The task -
All lines below must be repeated exactly, with the pictures omitted.

Records shown -
- - - -

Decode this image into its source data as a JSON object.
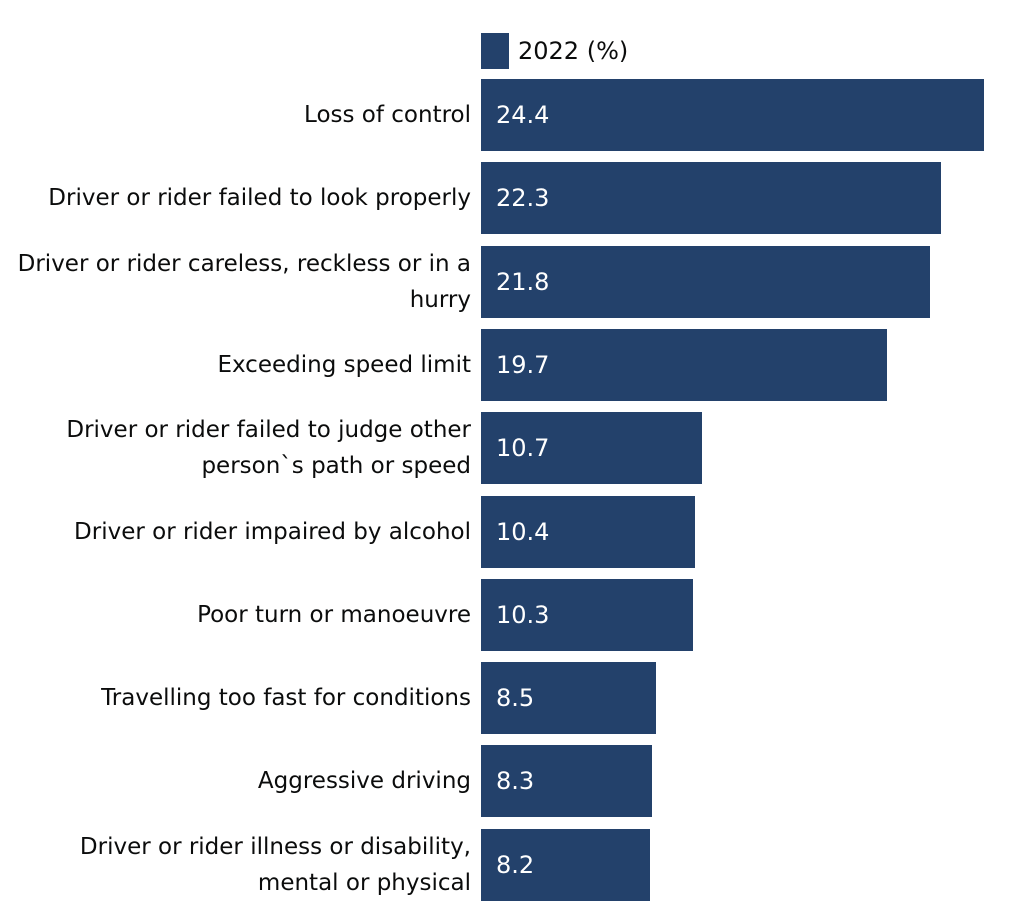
{
  "chart_data": {
    "type": "bar",
    "orientation": "horizontal",
    "categories": [
      "Loss of control",
      "Driver or rider failed to look properly",
      "Driver or rider careless, reckless or in a hurry",
      "Exceeding speed limit",
      "Driver or rider failed to judge other person`s path or speed",
      "Driver or rider impaired by alcohol",
      "Poor turn or manoeuvre",
      "Travelling too fast for conditions",
      "Aggressive driving",
      "Driver or rider illness or disability, mental or physical"
    ],
    "series": [
      {
        "name": "2022 (%)",
        "values": [
          24.4,
          22.3,
          21.8,
          19.7,
          10.7,
          10.4,
          10.3,
          8.5,
          8.3,
          8.2
        ],
        "color": "#23416b"
      }
    ],
    "data_labels": [
      "24.4",
      "22.3",
      "21.8",
      "19.7",
      "10.7",
      "10.4",
      "10.3",
      "8.5",
      "8.3",
      "8.2"
    ],
    "legend_position": "top",
    "grid": false,
    "xlim": [
      0,
      24.4
    ]
  }
}
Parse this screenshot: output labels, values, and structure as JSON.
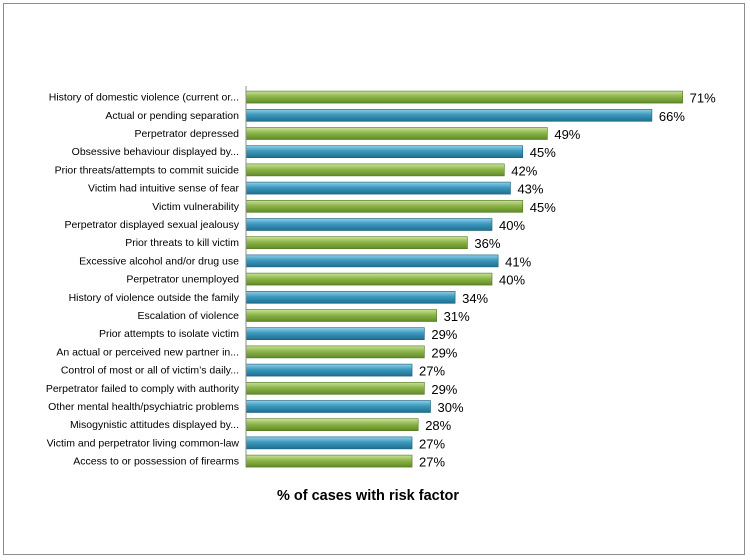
{
  "chart_data": {
    "type": "bar",
    "orientation": "horizontal",
    "xlabel": "% of cases with risk factor",
    "ylabel": "",
    "value_suffix": "%",
    "xlim": [
      0,
      80
    ],
    "grid": false,
    "legend": "none",
    "colors": {
      "green": "#8db54a",
      "blue": "#3c99bd"
    },
    "categories": [
      "History of domestic violence (current or...",
      "Actual or pending separation",
      "Perpetrator depressed",
      "Obsessive behaviour displayed by...",
      "Prior threats/attempts to commit suicide",
      "Victim had intuitive sense of fear",
      "Victim vulnerability",
      "Perpetrator displayed sexual jealousy",
      "Prior threats to kill victim",
      "Excessive alcohol and/or drug use",
      "Perpetrator unemployed",
      "History of violence outside the family",
      "Escalation of violence",
      "Prior attempts to isolate victim",
      "An actual or perceived new partner in...",
      "Control of most or all of victim’s daily...",
      "Perpetrator failed to comply with authority",
      "Other mental health/psychiatric problems",
      "Misogynistic attitudes displayed by...",
      "Victim and perpetrator living common-law",
      "Access to or possession of firearms"
    ],
    "values": [
      71,
      66,
      49,
      45,
      42,
      43,
      45,
      40,
      36,
      41,
      40,
      34,
      31,
      29,
      29,
      27,
      29,
      30,
      28,
      27,
      27
    ],
    "bar_colors": [
      "green",
      "blue",
      "green",
      "blue",
      "green",
      "blue",
      "green",
      "blue",
      "green",
      "blue",
      "green",
      "blue",
      "green",
      "blue",
      "green",
      "blue",
      "green",
      "blue",
      "green",
      "blue",
      "green"
    ]
  }
}
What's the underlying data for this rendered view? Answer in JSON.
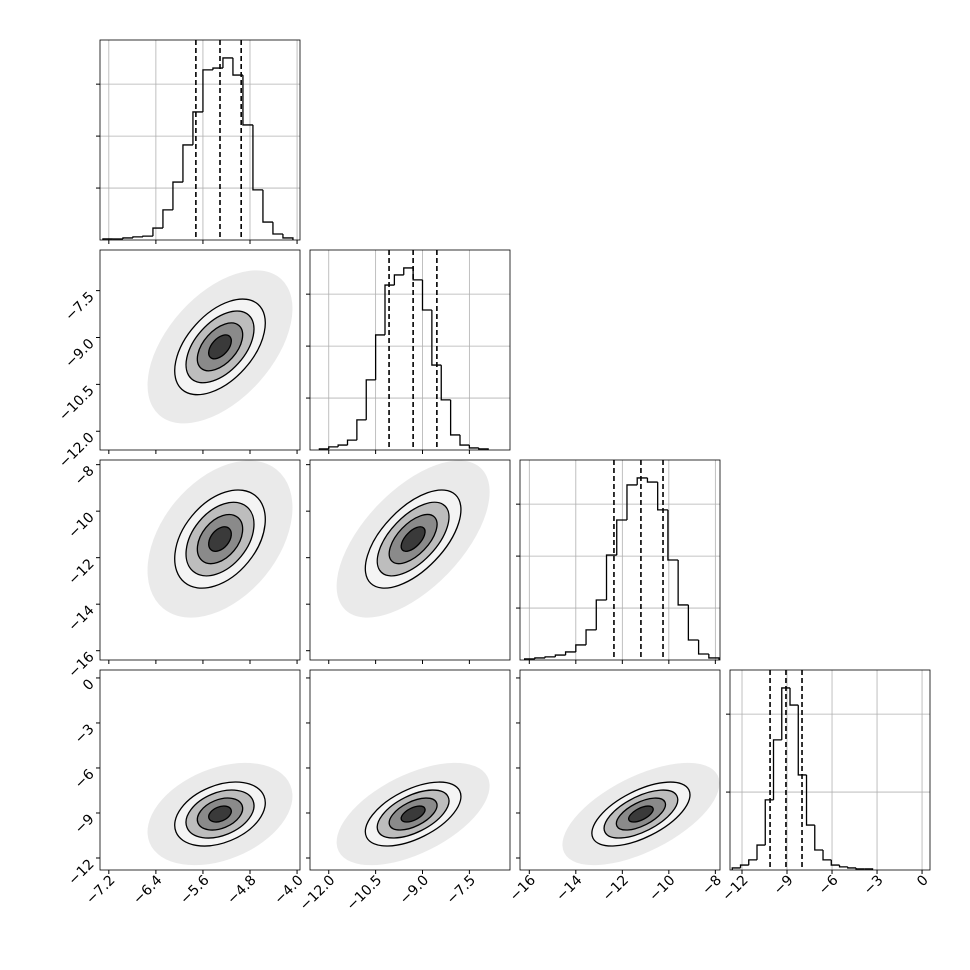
{
  "chart_data": {
    "type": "corner",
    "levels": [
      0.5,
      1,
      1.5,
      2
    ],
    "params": [
      {
        "lim": [
          -7.35,
          -3.95
        ],
        "ticks": [
          {
            "value": -7.2,
            "label": "−7.2"
          },
          {
            "value": -6.4,
            "label": "−6.4"
          },
          {
            "value": -5.6,
            "label": "−5.6"
          },
          {
            "value": -4.8,
            "label": "−4.8"
          },
          {
            "value": -4.0,
            "label": "−4.0"
          }
        ],
        "quantiles": [
          -5.72,
          -5.31,
          -4.95
        ],
        "hist": {
          "bins": [
            -7.3,
            -7.13,
            -6.96,
            -6.79,
            -6.62,
            -6.45,
            -6.28,
            -6.11,
            -5.94,
            -5.77,
            -5.6,
            -5.43,
            -5.26,
            -5.09,
            -4.92,
            -4.75,
            -4.58,
            -4.41,
            -4.24,
            -4.07
          ],
          "counts": [
            4,
            4,
            8,
            12,
            15,
            46,
            116,
            223,
            366,
            493,
            655,
            662,
            701,
            635,
            443,
            193,
            69,
            23,
            8
          ],
          "ylim": [
            0,
            770
          ],
          "yticks": [
            200,
            400,
            600
          ]
        }
      },
      {
        "lim": [
          -12.6,
          -6.2
        ],
        "ticks": [
          {
            "value": -12.0,
            "label": "−12.0"
          },
          {
            "value": -10.5,
            "label": "−10.5"
          },
          {
            "value": -9.0,
            "label": "−9.0"
          },
          {
            "value": -7.5,
            "label": "−7.5"
          }
        ],
        "quantiles": [
          -10.07,
          -9.3,
          -8.54
        ],
        "hist": {
          "bins": [
            -12.3,
            -12.0,
            -11.7,
            -11.4,
            -11.1,
            -10.8,
            -10.5,
            -10.2,
            -9.9,
            -9.6,
            -9.3,
            -9.0,
            -8.7,
            -8.4,
            -8.1,
            -7.8,
            -7.5,
            -7.2,
            -6.9
          ],
          "counts": [
            4,
            12,
            19,
            38,
            116,
            270,
            443,
            635,
            674,
            701,
            655,
            539,
            327,
            193,
            58,
            19,
            8,
            4
          ],
          "ylim": [
            0,
            770
          ],
          "yticks": [
            200,
            400,
            600
          ]
        }
      },
      {
        "lim": [
          -16.4,
          -7.8
        ],
        "ticks": [
          {
            "value": -16,
            "label": "−16"
          },
          {
            "value": -14,
            "label": "−14"
          },
          {
            "value": -12,
            "label": "−12"
          },
          {
            "value": -10,
            "label": "−10"
          },
          {
            "value": -8,
            "label": "−8"
          }
        ],
        "quantiles": [
          -12.36,
          -11.2,
          -10.25
        ],
        "hist": {
          "bins": [
            -16.2,
            -15.76,
            -15.32,
            -14.88,
            -14.44,
            -14.0,
            -13.56,
            -13.12,
            -12.68,
            -12.24,
            -11.8,
            -11.36,
            -10.92,
            -10.48,
            -10.04,
            -9.6,
            -9.16,
            -8.72,
            -8.28,
            -7.84
          ],
          "counts": [
            4,
            8,
            12,
            19,
            31,
            58,
            116,
            231,
            404,
            539,
            674,
            701,
            685,
            578,
            385,
            212,
            77,
            23,
            8
          ],
          "ylim": [
            0,
            770
          ],
          "yticks": [
            200,
            400,
            600
          ]
        }
      },
      {
        "lim": [
          -12.8,
          0.53
        ],
        "ticks": [
          {
            "value": -12,
            "label": "−12"
          },
          {
            "value": -9,
            "label": "−9"
          },
          {
            "value": -6,
            "label": "−6"
          },
          {
            "value": -3,
            "label": "−3"
          },
          0
        ],
        "quantiles": [
          -10.13,
          -9.07,
          -8.0
        ],
        "hist": {
          "bins": [
            -12.65,
            -12.1,
            -11.55,
            -11.0,
            -10.45,
            -9.9,
            -9.35,
            -8.8,
            -8.25,
            -7.7,
            -7.15,
            -6.6,
            -6.05,
            -5.5,
            -4.95,
            -4.4,
            -3.85,
            -3.3
          ],
          "counts": [
            8,
            19,
            39,
            96,
            270,
            501,
            701,
            635,
            366,
            173,
            77,
            39,
            19,
            12,
            8,
            4,
            4
          ],
          "ylim": [
            0,
            770
          ],
          "yticks": [
            300,
            600
          ]
        }
      }
    ],
    "pairs": [
      {
        "corr": 0.5
      },
      {
        "corr": 0.4
      },
      {
        "corr": 0.6
      },
      {
        "corr": 0.35
      },
      {
        "corr": 0.55
      },
      {
        "corr": 0.6
      }
    ]
  }
}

- - - -

Output -
Decode this image into its source data as a JSON object.
{
  "chart_data": {
    "type": "bar",
    "orientation": "horizontal",
    "categories": [
      "Loss of control",
      "Driver or rider failed to look properly",
      "Driver or rider careless, reckless or in a hurry",
      "Exceeding speed limit",
      "Driver or rider failed to judge other person`s path or speed",
      "Driver or rider impaired by alcohol",
      "Poor turn or manoeuvre",
      "Travelling too fast for conditions",
      "Aggressive driving",
      "Driver or rider illness or disability, mental or physical"
    ],
    "series": [
      {
        "name": "2022 (%)",
        "values": [
          24.4,
          22.3,
          21.8,
          19.7,
          10.7,
          10.4,
          10.3,
          8.5,
          8.3,
          8.2
        ],
        "color": "#23416b"
      }
    ],
    "data_labels": [
      "24.4",
      "22.3",
      "21.8",
      "19.7",
      "10.7",
      "10.4",
      "10.3",
      "8.5",
      "8.3",
      "8.2"
    ],
    "legend_position": "top",
    "grid": false,
    "xlim": [
      0,
      24.4
    ]
  }
}
Parse this screenshot: output labels, values, and structure as JSON.
{
  "chart_data": {
    "type": "bar",
    "orientation": "horizontal",
    "xlabel": "% of cases with risk factor",
    "ylabel": "",
    "value_suffix": "%",
    "xlim": [
      0,
      80
    ],
    "grid": false,
    "legend": "none",
    "colors": {
      "green": "#8db54a",
      "blue": "#3c99bd"
    },
    "categories": [
      "History of domestic violence (current or...",
      "Actual or pending separation",
      "Perpetrator depressed",
      "Obsessive behaviour displayed by...",
      "Prior threats/attempts to commit suicide",
      "Victim had intuitive sense of fear",
      "Victim vulnerability",
      "Perpetrator displayed sexual jealousy",
      "Prior threats to kill victim",
      "Excessive alcohol and/or drug use",
      "Perpetrator unemployed",
      "History of violence outside the family",
      "Escalation of violence",
      "Prior attempts to isolate victim",
      "An actual or perceived new partner in...",
      "Control of most or all of victim’s daily...",
      "Perpetrator failed to comply with authority",
      "Other mental health/psychiatric problems",
      "Misogynistic attitudes displayed by...",
      "Victim and perpetrator living common-law",
      "Access to or possession of firearms"
    ],
    "values": [
      71,
      66,
      49,
      45,
      42,
      43,
      45,
      40,
      36,
      41,
      40,
      34,
      31,
      29,
      29,
      27,
      29,
      30,
      28,
      27,
      27
    ],
    "bar_colors": [
      "green",
      "blue",
      "green",
      "blue",
      "green",
      "blue",
      "green",
      "blue",
      "green",
      "blue",
      "green",
      "blue",
      "green",
      "blue",
      "green",
      "blue",
      "green",
      "blue",
      "green",
      "blue",
      "green"
    ]
  }
}
What's the underlying data for this rendered view? Answer in JSON.
{
  "chart_data": {
    "type": "corner",
    "levels": [
      0.5,
      1,
      1.5,
      2
    ],
    "params": [
      {
        "lim": [
          -7.35,
          -3.95
        ],
        "ticks": [
          {
            "value": -7.2,
            "label": "−7.2"
          },
          {
            "value": -6.4,
            "label": "−6.4"
          },
          {
            "value": -5.6,
            "label": "−5.6"
          },
          {
            "value": -4.8,
            "label": "−4.8"
          },
          {
            "value": -4.0,
            "label": "−4.0"
          }
        ],
        "quantiles": [
          -5.72,
          -5.31,
          -4.95
        ],
        "hist": {
          "bins": [
            -7.3,
            -7.13,
            -6.96,
            -6.79,
            -6.62,
            -6.45,
            -6.28,
            -6.11,
            -5.94,
            -5.77,
            -5.6,
            -5.43,
            -5.26,
            -5.09,
            -4.92,
            -4.75,
            -4.58,
            -4.41,
            -4.24,
            -4.07
          ],
          "counts": [
            4,
            4,
            8,
            12,
            15,
            46,
            116,
            223,
            366,
            493,
            655,
            662,
            701,
            635,
            443,
            193,
            69,
            23,
            8
          ],
          "ylim": [
            0,
            770
          ],
          "yticks": [
            200,
            400,
            600
          ]
        }
      },
      {
        "lim": [
          -12.6,
          -6.2
        ],
        "ticks": [
          {
            "value": -12.0,
            "label": "−12.0"
          },
          {
            "value": -10.5,
            "label": "−10.5"
          },
          {
            "value": -9.0,
            "label": "−9.0"
          },
          {
            "value": -7.5,
            "label": "−7.5"
          }
        ],
        "quantiles": [
          -10.07,
          -9.3,
          -8.54
        ],
        "hist": {
          "bins": [
            -12.3,
            -12.0,
            -11.7,
            -11.4,
            -11.1,
            -10.8,
            -10.5,
            -10.2,
            -9.9,
            -9.6,
            -9.3,
            -9.0,
            -8.7,
            -8.4,
            -8.1,
            -7.8,
            -7.5,
            -7.2,
            -6.9
          ],
          "counts": [
            4,
            12,
            19,
            38,
            116,
            270,
            443,
            635,
            674,
            701,
            655,
            539,
            327,
            193,
            58,
            19,
            8,
            4
          ],
          "ylim": [
            0,
            770
          ],
          "yticks": [
            200,
            400,
            600
          ]
        }
      },
      {
        "lim": [
          -16.4,
          -7.8
        ],
        "ticks": [
          {
            "value": -16,
            "label": "−16"
          },
          {
            "value": -14,
            "label": "−14"
          },
          {
            "value": -12,
            "label": "−12"
          },
          {
            "value": -10,
            "label": "−10"
          },
          {
            "value": -8,
            "label": "−8"
          }
        ],
        "quantiles": [
          -12.36,
          -11.2,
          -10.25
        ],
        "hist": {
          "bins": [
            -16.2,
            -15.76,
            -15.32,
            -14.88,
            -14.44,
            -14.0,
            -13.56,
            -13.12,
            -12.68,
            -12.24,
            -11.8,
            -11.36,
            -10.92,
            -10.48,
            -10.04,
            -9.6,
            -9.16,
            -8.72,
            -8.28,
            -7.84
          ],
          "counts": [
            4,
            8,
            12,
            19,
            31,
            58,
            116,
            231,
            404,
            539,
            674,
            701,
            685,
            578,
            385,
            212,
            77,
            23,
            8
          ],
          "ylim": [
            0,
            770
          ],
          "yticks": [
            200,
            400,
            600
          ]
        }
      },
      {
        "lim": [
          -12.8,
          0.53
        ],
        "ticks": [
          {
            "value": -12,
            "label": "−12"
          },
          {
            "value": -9,
            "label": "−9"
          },
          {
            "value": -6,
            "label": "−6"
          },
          {
            "value": -3,
            "label": "−3"
          },
          0
        ],
        "quantiles": [
          -10.13,
          -9.07,
          -8.0
        ],
        "hist": {
          "bins": [
            -12.65,
            -12.1,
            -11.55,
            -11.0,
            -10.45,
            -9.9,
            -9.35,
            -8.8,
            -8.25,
            -7.7,
            -7.15,
            -6.6,
            -6.05,
            -5.5,
            -4.95,
            -4.4,
            -3.85,
            -3.3
          ],
          "counts": [
            8,
            19,
            39,
            96,
            270,
            501,
            701,
            635,
            366,
            173,
            77,
            39,
            19,
            12,
            8,
            4,
            4
          ],
          "ylim": [
            0,
            770
          ],
          "yticks": [
            300,
            600
          ]
        }
      }
    ],
    "pairs": [
      {
        "corr": 0.5
      },
      {
        "corr": 0.4
      },
      {
        "corr": 0.6
      },
      {
        "corr": 0.35
      },
      {
        "corr": 0.55
      },
      {
        "corr": 0.6
      }
    ]
  }
}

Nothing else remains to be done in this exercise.